WORK INSTRUCTIONS
Extract all records. Keep each one exact.

DATA PROVIDED
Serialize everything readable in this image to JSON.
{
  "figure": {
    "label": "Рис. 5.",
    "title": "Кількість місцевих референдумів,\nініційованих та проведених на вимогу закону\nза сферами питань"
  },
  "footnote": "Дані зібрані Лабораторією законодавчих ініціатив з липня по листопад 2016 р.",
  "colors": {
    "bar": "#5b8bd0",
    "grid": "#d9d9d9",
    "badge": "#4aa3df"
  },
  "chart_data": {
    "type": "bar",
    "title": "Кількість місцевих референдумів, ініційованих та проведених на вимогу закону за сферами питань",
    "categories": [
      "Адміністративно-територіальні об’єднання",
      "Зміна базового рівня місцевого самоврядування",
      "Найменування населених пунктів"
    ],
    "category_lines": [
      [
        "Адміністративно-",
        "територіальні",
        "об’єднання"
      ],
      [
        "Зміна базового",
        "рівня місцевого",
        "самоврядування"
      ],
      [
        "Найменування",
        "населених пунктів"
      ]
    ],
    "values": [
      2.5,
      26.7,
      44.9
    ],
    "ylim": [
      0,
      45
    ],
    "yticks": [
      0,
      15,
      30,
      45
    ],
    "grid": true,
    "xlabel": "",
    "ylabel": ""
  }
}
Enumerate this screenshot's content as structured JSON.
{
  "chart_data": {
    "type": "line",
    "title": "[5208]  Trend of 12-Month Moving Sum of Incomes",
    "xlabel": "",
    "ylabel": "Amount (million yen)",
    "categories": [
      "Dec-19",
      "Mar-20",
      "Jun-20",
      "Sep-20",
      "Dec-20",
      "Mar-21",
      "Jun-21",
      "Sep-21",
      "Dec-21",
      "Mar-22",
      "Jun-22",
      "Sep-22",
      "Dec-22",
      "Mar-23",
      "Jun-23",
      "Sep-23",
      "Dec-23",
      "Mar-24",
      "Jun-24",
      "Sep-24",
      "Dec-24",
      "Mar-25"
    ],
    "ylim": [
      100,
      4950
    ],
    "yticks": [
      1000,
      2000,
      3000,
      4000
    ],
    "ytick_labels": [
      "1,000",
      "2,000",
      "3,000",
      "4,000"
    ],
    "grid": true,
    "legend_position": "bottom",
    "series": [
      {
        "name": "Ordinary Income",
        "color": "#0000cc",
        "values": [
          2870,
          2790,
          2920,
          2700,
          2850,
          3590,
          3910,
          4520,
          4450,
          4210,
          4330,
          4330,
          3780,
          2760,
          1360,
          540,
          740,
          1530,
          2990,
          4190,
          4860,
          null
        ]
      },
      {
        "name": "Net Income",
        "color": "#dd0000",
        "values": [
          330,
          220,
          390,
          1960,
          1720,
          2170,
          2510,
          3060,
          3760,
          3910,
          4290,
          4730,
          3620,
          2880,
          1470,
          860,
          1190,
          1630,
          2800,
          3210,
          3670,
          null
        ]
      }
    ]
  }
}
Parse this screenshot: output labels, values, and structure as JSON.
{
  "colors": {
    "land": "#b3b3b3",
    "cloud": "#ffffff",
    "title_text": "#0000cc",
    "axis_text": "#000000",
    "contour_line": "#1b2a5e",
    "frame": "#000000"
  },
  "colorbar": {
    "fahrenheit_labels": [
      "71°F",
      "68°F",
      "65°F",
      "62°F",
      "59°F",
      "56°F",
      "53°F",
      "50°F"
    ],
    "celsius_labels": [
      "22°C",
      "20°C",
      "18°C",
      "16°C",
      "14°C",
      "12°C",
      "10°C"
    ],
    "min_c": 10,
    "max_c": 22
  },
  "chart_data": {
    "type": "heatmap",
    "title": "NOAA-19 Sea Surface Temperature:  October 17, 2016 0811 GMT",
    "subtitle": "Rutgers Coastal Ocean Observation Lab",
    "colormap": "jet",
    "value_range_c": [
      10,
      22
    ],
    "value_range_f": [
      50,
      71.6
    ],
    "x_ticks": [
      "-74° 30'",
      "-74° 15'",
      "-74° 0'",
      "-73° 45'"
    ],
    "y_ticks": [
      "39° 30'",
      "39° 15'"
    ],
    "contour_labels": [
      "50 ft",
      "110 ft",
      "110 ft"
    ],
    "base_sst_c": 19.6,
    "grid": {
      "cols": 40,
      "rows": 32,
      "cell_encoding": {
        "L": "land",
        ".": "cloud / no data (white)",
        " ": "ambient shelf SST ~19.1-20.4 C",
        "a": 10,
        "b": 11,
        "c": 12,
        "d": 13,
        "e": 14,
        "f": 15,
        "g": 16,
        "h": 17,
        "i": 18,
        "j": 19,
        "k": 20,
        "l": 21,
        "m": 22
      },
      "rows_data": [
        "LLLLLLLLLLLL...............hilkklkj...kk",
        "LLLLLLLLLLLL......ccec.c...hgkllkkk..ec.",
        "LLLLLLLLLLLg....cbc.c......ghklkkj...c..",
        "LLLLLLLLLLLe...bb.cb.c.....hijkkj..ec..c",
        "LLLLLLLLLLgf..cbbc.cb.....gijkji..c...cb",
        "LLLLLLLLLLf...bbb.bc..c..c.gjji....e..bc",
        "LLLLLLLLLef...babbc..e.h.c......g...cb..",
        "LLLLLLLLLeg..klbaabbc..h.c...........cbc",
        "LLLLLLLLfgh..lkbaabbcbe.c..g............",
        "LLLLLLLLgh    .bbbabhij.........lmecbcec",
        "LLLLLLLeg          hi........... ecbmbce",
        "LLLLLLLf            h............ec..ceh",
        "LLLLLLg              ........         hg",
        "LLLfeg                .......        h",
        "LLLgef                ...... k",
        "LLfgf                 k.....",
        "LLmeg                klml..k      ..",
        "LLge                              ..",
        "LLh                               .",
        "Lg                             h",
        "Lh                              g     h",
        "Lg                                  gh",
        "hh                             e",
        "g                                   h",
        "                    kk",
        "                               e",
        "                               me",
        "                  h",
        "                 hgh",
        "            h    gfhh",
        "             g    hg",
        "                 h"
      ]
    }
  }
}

RESULT OF THIS EXERCISE
Serialize everything readable in this image to JSON.
{
  "figure": {
    "label": "Рис. 5.",
    "title": "Кількість місцевих референдумів,\nініційованих та проведених на вимогу закону\nза сферами питань"
  },
  "footnote": "Дані зібрані Лабораторією законодавчих ініціатив з липня по листопад 2016 р.",
  "colors": {
    "bar": "#5b8bd0",
    "grid": "#d9d9d9",
    "badge": "#4aa3df"
  },
  "chart_data": {
    "type": "bar",
    "title": "Кількість місцевих референдумів, ініційованих та проведених на вимогу закону за сферами питань",
    "categories": [
      "Адміністративно-територіальні об’єднання",
      "Зміна базового рівня місцевого самоврядування",
      "Найменування населених пунктів"
    ],
    "category_lines": [
      [
        "Адміністративно-",
        "територіальні",
        "об’єднання"
      ],
      [
        "Зміна базового",
        "рівня місцевого",
        "самоврядування"
      ],
      [
        "Найменування",
        "населених пунктів"
      ]
    ],
    "values": [
      2.5,
      26.7,
      44.9
    ],
    "ylim": [
      0,
      45
    ],
    "yticks": [
      0,
      15,
      30,
      45
    ],
    "grid": true,
    "xlabel": "",
    "ylabel": ""
  }
}
Enumerate this screenshot's content as structured JSON.
{
  "chart_data": {
    "type": "line",
    "title": "[5208]  Trend of 12-Month Moving Sum of Incomes",
    "xlabel": "",
    "ylabel": "Amount (million yen)",
    "categories": [
      "Dec-19",
      "Mar-20",
      "Jun-20",
      "Sep-20",
      "Dec-20",
      "Mar-21",
      "Jun-21",
      "Sep-21",
      "Dec-21",
      "Mar-22",
      "Jun-22",
      "Sep-22",
      "Dec-22",
      "Mar-23",
      "Jun-23",
      "Sep-23",
      "Dec-23",
      "Mar-24",
      "Jun-24",
      "Sep-24",
      "Dec-24",
      "Mar-25"
    ],
    "ylim": [
      100,
      4950
    ],
    "yticks": [
      1000,
      2000,
      3000,
      4000
    ],
    "ytick_labels": [
      "1,000",
      "2,000",
      "3,000",
      "4,000"
    ],
    "grid": true,
    "legend_position": "bottom",
    "series": [
      {
        "name": "Ordinary Income",
        "color": "#0000cc",
        "values": [
          2870,
          2790,
          2920,
          2700,
          2850,
          3590,
          3910,
          4520,
          4450,
          4210,
          4330,
          4330,
          3780,
          2760,
          1360,
          540,
          740,
          1530,
          2990,
          4190,
          4860,
          null
        ]
      },
      {
        "name": "Net Income",
        "color": "#dd0000",
        "values": [
          330,
          220,
          390,
          1960,
          1720,
          2170,
          2510,
          3060,
          3760,
          3910,
          4290,
          4730,
          3620,
          2880,
          1470,
          860,
          1190,
          1630,
          2800,
          3210,
          3670,
          null
        ]
      }
    ]
  }
}
Parse this screenshot: output labels, values, and structure as JSON.
{
  "colors": {
    "land": "#b3b3b3",
    "cloud": "#ffffff",
    "title_text": "#0000cc",
    "axis_text": "#000000",
    "contour_line": "#1b2a5e",
    "frame": "#000000"
  },
  "colorbar": {
    "fahrenheit_labels": [
      "71°F",
      "68°F",
      "65°F",
      "62°F",
      "59°F",
      "56°F",
      "53°F",
      "50°F"
    ],
    "celsius_labels": [
      "22°C",
      "20°C",
      "18°C",
      "16°C",
      "14°C",
      "12°C",
      "10°C"
    ],
    "min_c": 10,
    "max_c": 22
  },
  "chart_data": {
    "type": "heatmap",
    "title": "NOAA-19 Sea Surface Temperature:  October 17, 2016 0811 GMT",
    "subtitle": "Rutgers Coastal Ocean Observation Lab",
    "colormap": "jet",
    "value_range_c": [
      10,
      22
    ],
    "value_range_f": [
      50,
      71.6
    ],
    "x_ticks": [
      "-74° 30'",
      "-74° 15'",
      "-74° 0'",
      "-73° 45'"
    ],
    "y_ticks": [
      "39° 30'",
      "39° 15'"
    ],
    "contour_labels": [
      "50 ft",
      "110 ft",
      "110 ft"
    ],
    "base_sst_c": 19.6,
    "grid": {
      "cols": 40,
      "rows": 32,
      "cell_encoding": {
        "L": "land",
        ".": "cloud / no data (white)",
        " ": "ambient shelf SST ~19.1-20.4 C",
        "a": 10,
        "b": 11,
        "c": 12,
        "d": 13,
        "e": 14,
        "f": 15,
        "g": 16,
        "h": 17,
        "i": 18,
        "j": 19,
        "k": 20,
        "l": 21,
        "m": 22
      },
      "rows_data": [
        "LLLLLLLLLLLL...............hilkklkj...kk",
        "LLLLLLLLLLLL......ccec.c...hgkllkkk..ec.",
        "LLLLLLLLLLLg....cbc.c......ghklkkj...c..",
        "LLLLLLLLLLLe...bb.cb.c.....hijkkj..ec..c",
        "LLLLLLLLLLgf..cbbc.cb.....gijkji..c...cb",
        "LLLLLLLLLLf...bbb.bc..c..c.gjji....e..bc",
        "LLLLLLLLLef...babbc..e.h.c......g...cb..",
        "LLLLLLLLLeg..klbaabbc..h.c...........cbc",
        "LLLLLLLLfgh..lkbaabbcbe.c..g............",
        "LLLLLLLLgh    .bbbabhij.........lmecbcec",
        "LLLLLLLeg          hi........... ecbmbce",
        "LLLLLLLf            h............ec..ceh",
        "LLLLLLg              ........         hg",
        "LLLfeg                .......        h",
        "LLLgef                ...... k",
        "LLfgf                 k.....",
        "LLmeg                klml..k      ..",
        "LLge                              ..",
        "LLh                               .",
        "Lg                             h",
        "Lh                              g     h",
        "Lg                                  gh",
        "hh                             e",
        "g                                   h",
        "                    kk",
        "                               e",
        "                               me",
        "                  h",
        "                 hgh",
        "            h    gfhh",
        "             g    hg",
        "                 h"
      ]
    }
  }
}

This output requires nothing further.